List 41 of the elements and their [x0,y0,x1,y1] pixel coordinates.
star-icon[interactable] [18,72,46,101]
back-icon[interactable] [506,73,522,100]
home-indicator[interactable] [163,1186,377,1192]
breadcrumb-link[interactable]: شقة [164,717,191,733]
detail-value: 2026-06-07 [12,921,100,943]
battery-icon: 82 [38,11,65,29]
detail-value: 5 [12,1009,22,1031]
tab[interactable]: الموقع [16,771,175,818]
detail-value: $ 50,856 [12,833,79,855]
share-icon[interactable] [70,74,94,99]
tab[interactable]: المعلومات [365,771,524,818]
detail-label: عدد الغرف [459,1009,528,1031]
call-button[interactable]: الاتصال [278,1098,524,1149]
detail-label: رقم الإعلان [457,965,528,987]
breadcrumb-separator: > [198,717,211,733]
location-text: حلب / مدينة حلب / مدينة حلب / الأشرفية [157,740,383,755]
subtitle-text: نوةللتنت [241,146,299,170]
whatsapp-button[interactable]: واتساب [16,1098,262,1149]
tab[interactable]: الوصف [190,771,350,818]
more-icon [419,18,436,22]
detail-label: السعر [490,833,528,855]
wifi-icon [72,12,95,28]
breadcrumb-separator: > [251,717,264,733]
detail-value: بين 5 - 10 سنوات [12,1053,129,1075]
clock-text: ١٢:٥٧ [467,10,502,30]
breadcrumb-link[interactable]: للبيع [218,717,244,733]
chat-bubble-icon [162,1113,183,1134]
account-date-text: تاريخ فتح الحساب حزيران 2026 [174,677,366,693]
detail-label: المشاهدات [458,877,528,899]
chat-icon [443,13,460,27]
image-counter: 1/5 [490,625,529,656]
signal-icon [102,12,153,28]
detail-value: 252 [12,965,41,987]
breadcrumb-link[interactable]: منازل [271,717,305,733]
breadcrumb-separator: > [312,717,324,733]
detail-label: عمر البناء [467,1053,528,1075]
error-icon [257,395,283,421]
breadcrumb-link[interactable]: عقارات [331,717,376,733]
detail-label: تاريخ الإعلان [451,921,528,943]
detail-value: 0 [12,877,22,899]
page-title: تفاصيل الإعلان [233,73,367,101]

┄┄┄┄┄┄┄┄┄┄┄┄┄┄┄┄┄┄┄┄

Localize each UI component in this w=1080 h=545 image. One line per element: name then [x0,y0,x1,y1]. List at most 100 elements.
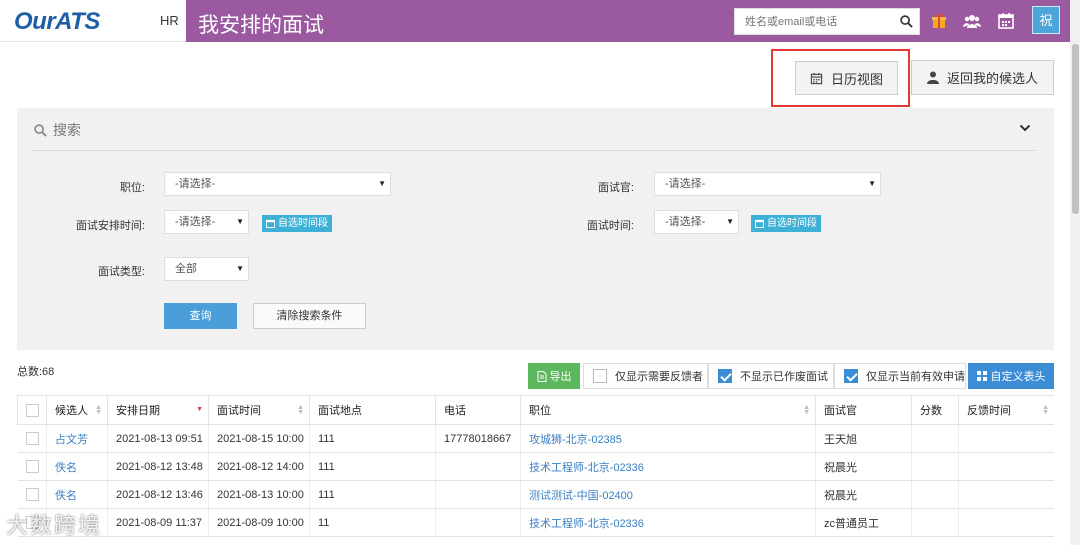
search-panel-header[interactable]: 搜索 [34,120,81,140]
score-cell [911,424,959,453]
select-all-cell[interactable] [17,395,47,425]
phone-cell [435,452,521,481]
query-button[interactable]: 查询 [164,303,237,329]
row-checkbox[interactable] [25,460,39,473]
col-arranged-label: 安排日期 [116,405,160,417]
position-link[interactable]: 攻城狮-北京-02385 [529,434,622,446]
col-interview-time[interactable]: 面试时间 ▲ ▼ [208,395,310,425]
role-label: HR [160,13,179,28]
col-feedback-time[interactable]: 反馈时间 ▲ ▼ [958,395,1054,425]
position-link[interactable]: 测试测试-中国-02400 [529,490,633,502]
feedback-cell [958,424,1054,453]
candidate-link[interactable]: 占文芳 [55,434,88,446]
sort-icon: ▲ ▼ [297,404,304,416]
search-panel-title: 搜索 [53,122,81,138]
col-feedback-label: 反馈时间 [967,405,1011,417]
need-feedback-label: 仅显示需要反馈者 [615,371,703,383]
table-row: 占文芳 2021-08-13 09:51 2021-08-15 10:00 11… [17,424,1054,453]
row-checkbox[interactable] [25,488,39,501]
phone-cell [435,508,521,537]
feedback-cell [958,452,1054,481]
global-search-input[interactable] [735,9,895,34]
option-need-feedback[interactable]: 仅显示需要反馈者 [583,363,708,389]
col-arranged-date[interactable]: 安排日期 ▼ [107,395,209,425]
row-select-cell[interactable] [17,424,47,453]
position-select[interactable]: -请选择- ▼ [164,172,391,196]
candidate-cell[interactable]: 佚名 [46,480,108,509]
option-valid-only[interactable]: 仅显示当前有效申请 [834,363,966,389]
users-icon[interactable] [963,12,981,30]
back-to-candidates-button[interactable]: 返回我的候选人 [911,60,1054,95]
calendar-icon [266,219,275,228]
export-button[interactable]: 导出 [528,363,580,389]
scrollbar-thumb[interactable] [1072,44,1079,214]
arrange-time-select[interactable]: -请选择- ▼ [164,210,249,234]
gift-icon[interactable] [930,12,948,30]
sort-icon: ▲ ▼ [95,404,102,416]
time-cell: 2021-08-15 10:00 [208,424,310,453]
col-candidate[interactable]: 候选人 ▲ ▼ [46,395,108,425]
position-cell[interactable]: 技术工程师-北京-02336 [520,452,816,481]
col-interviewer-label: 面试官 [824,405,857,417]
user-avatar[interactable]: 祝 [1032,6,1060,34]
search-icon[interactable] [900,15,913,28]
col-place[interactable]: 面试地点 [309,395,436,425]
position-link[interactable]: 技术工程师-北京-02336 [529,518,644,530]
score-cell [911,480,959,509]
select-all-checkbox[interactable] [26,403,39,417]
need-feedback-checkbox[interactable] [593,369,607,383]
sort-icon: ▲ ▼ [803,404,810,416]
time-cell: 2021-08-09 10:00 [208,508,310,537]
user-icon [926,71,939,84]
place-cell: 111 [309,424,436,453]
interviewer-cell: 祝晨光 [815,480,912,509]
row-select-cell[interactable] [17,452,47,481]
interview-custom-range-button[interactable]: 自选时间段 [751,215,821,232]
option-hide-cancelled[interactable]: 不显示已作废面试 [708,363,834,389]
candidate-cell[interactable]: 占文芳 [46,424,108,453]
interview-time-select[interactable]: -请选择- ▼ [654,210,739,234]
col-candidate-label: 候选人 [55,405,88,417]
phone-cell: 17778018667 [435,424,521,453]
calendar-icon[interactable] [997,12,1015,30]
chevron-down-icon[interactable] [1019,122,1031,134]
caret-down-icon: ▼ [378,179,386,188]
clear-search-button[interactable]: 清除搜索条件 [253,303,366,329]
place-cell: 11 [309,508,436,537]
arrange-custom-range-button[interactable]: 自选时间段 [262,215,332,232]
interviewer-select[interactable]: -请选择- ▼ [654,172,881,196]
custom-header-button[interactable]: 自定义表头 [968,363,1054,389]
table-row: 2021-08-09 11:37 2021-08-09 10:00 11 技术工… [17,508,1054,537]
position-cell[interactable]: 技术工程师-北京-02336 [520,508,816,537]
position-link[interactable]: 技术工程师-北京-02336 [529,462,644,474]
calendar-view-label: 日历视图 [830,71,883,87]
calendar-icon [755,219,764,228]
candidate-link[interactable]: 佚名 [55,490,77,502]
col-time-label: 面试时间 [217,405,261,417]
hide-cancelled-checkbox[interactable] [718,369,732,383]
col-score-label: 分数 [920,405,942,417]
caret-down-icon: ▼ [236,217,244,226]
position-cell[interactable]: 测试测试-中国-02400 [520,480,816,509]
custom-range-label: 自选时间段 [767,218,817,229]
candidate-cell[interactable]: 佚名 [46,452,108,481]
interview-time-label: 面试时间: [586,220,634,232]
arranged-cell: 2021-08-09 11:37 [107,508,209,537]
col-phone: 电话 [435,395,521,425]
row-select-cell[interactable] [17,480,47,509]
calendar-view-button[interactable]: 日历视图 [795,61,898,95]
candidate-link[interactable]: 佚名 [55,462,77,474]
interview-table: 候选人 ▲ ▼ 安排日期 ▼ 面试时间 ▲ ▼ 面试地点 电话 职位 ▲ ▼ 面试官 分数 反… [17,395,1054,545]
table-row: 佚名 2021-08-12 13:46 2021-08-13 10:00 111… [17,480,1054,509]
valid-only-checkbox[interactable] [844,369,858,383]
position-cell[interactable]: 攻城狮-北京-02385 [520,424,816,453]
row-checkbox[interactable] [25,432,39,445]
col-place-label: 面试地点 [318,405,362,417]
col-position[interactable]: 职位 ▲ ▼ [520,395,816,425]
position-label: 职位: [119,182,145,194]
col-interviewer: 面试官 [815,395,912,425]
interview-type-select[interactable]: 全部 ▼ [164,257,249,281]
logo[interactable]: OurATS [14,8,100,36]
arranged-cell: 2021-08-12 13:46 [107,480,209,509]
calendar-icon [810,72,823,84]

┄┄┄┄┄┄┄┄┄┄┄┄┄┄┄┄┄┄┄┄

■ **WHAT TO DO**
Rename "phone-cell" to "mobile-cell" in the rows between the lines holding "search-panel-header[interactable]: 搜索 [34,120,81,140]" and "export-button[interactable]: 导出 [528,363,580,389]", inclusive, leaving everything else unchanged. Return only those rows.

■ **TASK ANSWER**
search-panel-header[interactable]: 搜索 [34,120,81,140]
score-cell [911,424,959,453]
select-all-cell[interactable] [17,395,47,425]
mobile-cell [435,452,521,481]
query-button[interactable]: 查询 [164,303,237,329]
row-checkbox[interactable] [25,460,39,473]
col-arranged-label: 安排日期 [116,405,160,417]
position-link[interactable]: 攻城狮-北京-02385 [529,434,622,446]
col-interview-time[interactable]: 面试时间 ▲ ▼ [208,395,310,425]
role-label: HR [160,13,179,28]
col-feedback-time[interactable]: 反馈时间 ▲ ▼ [958,395,1054,425]
position-link[interactable]: 测试测试-中国-02400 [529,490,633,502]
feedback-cell [958,424,1054,453]
candidate-link[interactable]: 占文芳 [55,434,88,446]
sort-icon: ▲ ▼ [297,404,304,416]
search-panel-title: 搜索 [53,122,81,138]
col-feedback-label: 反馈时间 [967,405,1011,417]
need-feedback-label: 仅显示需要反馈者 [615,371,703,383]
table-row: 占文芳 2021-08-13 09:51 2021-08-15 10:00 11… [17,424,1054,453]
row-checkbox[interactable] [25,488,39,501]
mobile-cell [435,508,521,537]
feedback-cell [958,452,1054,481]
global-search-input[interactable] [735,9,895,34]
option-need-feedback[interactable]: 仅显示需要反馈者 [583,363,708,389]
col-arranged-date[interactable]: 安排日期 ▼ [107,395,209,425]
row-select-cell[interactable] [17,424,47,453]
position-select[interactable]: -请选择- ▼ [164,172,391,196]
candidate-cell[interactable]: 佚名 [46,480,108,509]
option-valid-only[interactable]: 仅显示当前有效申请 [834,363,966,389]
users-icon[interactable] [963,12,981,30]
back-to-candidates-button[interactable]: 返回我的候选人 [911,60,1054,95]
calendar-icon [266,219,275,228]
export-button[interactable]: 导出 [528,363,580,389]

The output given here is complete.